Aim — Determine the count of lines holding "省级一等奖" and give that count alone.

Material for the task —
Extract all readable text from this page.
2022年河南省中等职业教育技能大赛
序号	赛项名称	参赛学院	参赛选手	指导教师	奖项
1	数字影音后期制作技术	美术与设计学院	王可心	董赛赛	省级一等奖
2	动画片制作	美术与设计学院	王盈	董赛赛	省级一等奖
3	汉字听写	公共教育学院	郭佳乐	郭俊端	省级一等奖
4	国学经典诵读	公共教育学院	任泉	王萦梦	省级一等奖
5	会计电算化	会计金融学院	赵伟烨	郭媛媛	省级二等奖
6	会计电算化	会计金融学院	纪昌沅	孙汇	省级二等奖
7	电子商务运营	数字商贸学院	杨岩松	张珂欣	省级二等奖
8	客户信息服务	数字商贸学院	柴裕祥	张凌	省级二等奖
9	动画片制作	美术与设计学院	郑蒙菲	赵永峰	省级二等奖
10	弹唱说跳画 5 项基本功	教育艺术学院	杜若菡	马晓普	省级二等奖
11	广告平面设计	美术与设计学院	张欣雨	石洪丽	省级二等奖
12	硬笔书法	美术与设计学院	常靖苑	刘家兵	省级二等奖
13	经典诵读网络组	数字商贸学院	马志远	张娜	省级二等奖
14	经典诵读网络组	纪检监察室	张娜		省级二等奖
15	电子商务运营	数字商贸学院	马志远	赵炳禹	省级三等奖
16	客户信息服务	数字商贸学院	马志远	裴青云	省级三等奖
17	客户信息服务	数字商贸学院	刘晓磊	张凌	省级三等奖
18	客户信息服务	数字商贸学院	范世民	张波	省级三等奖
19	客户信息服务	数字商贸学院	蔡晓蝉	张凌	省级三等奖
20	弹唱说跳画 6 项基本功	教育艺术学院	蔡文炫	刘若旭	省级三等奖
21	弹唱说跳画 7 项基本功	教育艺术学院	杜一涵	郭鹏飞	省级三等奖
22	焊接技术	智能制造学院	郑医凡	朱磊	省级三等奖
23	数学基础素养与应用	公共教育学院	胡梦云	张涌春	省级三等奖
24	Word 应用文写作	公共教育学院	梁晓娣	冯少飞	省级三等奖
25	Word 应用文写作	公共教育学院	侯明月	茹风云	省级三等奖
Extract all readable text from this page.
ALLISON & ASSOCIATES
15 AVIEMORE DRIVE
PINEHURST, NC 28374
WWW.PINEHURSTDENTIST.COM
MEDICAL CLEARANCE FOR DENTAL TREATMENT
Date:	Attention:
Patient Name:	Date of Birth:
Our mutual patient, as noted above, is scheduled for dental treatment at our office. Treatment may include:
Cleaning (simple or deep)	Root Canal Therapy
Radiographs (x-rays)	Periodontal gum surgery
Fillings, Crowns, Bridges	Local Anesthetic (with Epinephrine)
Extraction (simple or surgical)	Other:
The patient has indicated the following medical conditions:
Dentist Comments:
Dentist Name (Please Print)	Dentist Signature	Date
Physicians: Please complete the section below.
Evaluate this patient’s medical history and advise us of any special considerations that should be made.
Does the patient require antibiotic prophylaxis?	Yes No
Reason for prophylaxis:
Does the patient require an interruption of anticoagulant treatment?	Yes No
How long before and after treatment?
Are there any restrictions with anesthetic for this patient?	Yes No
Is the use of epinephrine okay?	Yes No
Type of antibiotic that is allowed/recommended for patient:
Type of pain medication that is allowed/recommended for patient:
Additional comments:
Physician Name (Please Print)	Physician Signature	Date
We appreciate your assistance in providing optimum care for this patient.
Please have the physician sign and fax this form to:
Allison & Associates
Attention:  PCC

The answer — 4